-- INPUT MATERIAL --

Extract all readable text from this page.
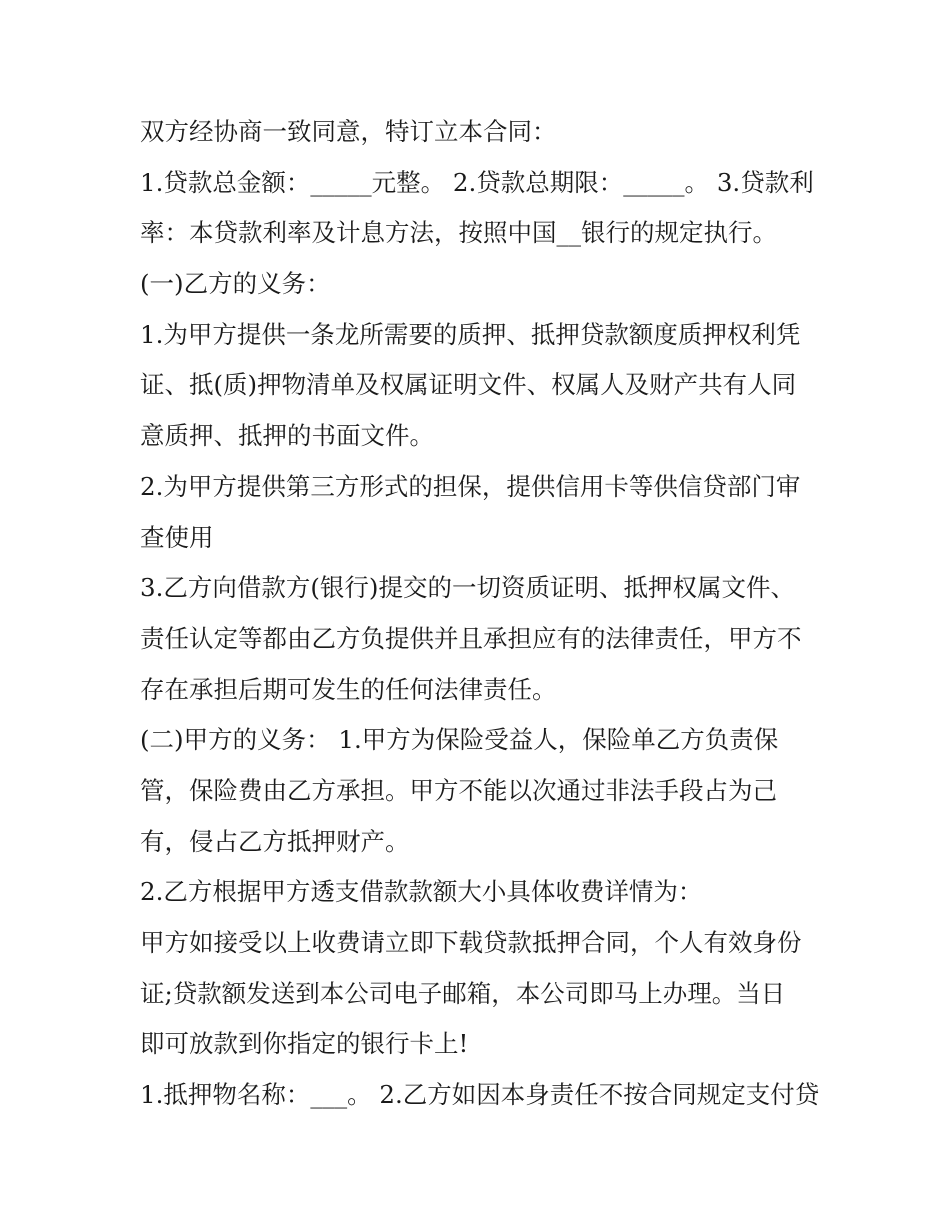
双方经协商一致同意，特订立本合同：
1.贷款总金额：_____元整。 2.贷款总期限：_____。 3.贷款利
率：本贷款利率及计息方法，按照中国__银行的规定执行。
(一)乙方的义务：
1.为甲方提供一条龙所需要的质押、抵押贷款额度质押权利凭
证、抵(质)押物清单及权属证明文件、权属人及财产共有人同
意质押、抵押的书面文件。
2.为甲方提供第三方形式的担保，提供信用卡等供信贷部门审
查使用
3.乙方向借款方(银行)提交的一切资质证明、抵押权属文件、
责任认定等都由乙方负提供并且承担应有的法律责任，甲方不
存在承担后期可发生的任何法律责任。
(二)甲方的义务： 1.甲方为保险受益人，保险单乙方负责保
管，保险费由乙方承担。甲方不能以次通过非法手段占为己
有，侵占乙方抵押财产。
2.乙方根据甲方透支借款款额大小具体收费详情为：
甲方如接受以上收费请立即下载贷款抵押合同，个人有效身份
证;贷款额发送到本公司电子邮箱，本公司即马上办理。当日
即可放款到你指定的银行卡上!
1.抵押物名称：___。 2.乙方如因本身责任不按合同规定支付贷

-- EXERCISE --
Transcribe the full listing character for character. Pictures are excluded.

-- SOLUTION --
Extract all readable text from this page.
双方经协商一致同意，特订立本合同：
1.贷款总金额：_____元整。 2.贷款总期限：_____。 3.贷款利
率：本贷款利率及计息方法，按照中国__银行的规定执行。
(一)乙方的义务：
1.为甲方提供一条龙所需要的质押、抵押贷款额度质押权利凭
证、抵(质)押物清单及权属证明文件、权属人及财产共有人同
意质押、抵押的书面文件。
2.为甲方提供第三方形式的担保，提供信用卡等供信贷部门审
查使用
3.乙方向借款方(银行)提交的一切资质证明、抵押权属文件、
责任认定等都由乙方负提供并且承担应有的法律责任，甲方不
存在承担后期可发生的任何法律责任。
(二)甲方的义务： 1.甲方为保险受益人，保险单乙方负责保
管，保险费由乙方承担。甲方不能以次通过非法手段占为己
有，侵占乙方抵押财产。
2.乙方根据甲方透支借款款额大小具体收费详情为：
甲方如接受以上收费请立即下载贷款抵押合同，个人有效身份
证;贷款额发送到本公司电子邮箱，本公司即马上办理。当日
即可放款到你指定的银行卡上!
1.抵押物名称：___。 2.乙方如因本身责任不按合同规定支付贷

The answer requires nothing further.